# START OF Exercise data
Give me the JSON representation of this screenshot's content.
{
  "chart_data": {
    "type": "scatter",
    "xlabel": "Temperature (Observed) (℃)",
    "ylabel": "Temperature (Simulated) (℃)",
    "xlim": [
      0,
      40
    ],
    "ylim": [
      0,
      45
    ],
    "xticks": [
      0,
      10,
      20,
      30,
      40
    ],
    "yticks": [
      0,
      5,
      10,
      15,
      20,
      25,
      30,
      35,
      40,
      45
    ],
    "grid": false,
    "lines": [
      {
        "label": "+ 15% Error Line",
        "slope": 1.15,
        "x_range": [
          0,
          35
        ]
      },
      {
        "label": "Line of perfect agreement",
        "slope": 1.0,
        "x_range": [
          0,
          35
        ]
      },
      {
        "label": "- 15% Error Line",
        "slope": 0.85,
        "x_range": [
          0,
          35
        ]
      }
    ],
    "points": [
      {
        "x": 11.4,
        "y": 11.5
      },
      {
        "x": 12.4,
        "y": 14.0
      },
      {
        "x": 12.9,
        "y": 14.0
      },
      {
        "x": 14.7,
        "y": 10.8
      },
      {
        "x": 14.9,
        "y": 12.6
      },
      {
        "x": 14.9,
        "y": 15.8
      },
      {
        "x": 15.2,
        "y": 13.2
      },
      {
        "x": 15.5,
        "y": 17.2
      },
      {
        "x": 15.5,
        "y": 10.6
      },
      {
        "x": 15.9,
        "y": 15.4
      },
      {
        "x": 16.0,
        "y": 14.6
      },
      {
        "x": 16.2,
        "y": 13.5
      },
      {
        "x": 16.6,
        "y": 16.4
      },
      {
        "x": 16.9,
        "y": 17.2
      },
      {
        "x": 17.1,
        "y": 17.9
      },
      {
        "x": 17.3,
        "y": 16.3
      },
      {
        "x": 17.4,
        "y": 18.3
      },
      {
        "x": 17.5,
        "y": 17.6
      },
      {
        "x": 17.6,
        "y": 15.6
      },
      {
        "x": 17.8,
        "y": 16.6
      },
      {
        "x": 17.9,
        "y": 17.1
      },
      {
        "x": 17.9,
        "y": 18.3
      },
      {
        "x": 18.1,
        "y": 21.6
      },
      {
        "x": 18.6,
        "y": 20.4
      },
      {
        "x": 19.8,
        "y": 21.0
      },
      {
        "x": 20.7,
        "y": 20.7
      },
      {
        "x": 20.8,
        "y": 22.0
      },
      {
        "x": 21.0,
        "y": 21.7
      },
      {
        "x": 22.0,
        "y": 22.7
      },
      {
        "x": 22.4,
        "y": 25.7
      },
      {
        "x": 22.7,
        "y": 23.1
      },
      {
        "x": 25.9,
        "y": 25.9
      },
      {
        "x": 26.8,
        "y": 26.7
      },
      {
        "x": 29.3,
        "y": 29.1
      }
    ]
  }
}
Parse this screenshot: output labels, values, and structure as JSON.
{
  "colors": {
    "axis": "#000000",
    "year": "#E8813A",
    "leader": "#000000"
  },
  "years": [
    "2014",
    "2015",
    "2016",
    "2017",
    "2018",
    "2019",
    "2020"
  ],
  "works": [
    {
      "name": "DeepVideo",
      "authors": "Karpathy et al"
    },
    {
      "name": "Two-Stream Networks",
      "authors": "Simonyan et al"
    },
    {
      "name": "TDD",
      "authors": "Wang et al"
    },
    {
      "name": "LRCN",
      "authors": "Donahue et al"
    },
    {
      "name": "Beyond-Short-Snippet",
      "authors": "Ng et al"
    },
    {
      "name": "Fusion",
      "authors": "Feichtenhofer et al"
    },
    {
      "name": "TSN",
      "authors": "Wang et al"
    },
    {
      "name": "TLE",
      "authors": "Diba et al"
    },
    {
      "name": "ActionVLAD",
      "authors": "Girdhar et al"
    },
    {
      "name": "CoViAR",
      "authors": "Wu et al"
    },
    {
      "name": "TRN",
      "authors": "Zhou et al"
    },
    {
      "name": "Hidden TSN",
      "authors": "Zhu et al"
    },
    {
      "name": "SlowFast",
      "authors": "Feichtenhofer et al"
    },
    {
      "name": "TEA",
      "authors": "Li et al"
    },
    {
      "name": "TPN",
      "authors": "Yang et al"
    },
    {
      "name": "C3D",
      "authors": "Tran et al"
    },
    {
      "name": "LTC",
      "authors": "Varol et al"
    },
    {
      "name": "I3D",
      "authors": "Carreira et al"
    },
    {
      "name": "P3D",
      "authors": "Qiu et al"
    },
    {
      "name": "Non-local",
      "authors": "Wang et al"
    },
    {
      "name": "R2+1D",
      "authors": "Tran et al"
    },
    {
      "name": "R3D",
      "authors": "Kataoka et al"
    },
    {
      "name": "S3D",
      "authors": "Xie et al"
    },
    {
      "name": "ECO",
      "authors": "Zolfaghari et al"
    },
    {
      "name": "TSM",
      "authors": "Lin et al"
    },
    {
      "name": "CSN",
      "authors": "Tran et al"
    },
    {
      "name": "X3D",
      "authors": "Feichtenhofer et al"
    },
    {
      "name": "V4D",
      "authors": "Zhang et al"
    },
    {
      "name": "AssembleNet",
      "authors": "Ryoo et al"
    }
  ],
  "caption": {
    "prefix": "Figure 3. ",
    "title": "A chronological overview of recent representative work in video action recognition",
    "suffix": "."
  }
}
# END OF Exercise data
Look through the listing above. Pick out each line with "screenshot" and copy it.

Give me the JSON representation of this screenshot's content.
Parse this screenshot: output labels, values, and structure as JSON.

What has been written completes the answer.